> _OBJECTIVE_
Print the listing that follows, character for character.

> _RECORDS SUPPLIED_
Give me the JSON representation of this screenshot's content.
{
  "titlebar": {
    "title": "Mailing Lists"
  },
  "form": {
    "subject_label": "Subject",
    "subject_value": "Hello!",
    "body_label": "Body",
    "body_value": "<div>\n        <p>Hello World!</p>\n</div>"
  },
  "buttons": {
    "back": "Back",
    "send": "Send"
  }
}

> _OUTPUT OF THE EXERCISE_
Give me the JSON representation of this screenshot's content.
{
  "titlebar": {
    "title": "Mailing Lists"
  },
  "form": {
    "subject_label": "Subject",
    "subject_value": "Hello!",
    "body_label": "Body",
    "body_value": "<div>\n        <p>Hello World!</p>\n</div>"
  },
  "buttons": {
    "back": "Back",
    "send": "Send"
  }
}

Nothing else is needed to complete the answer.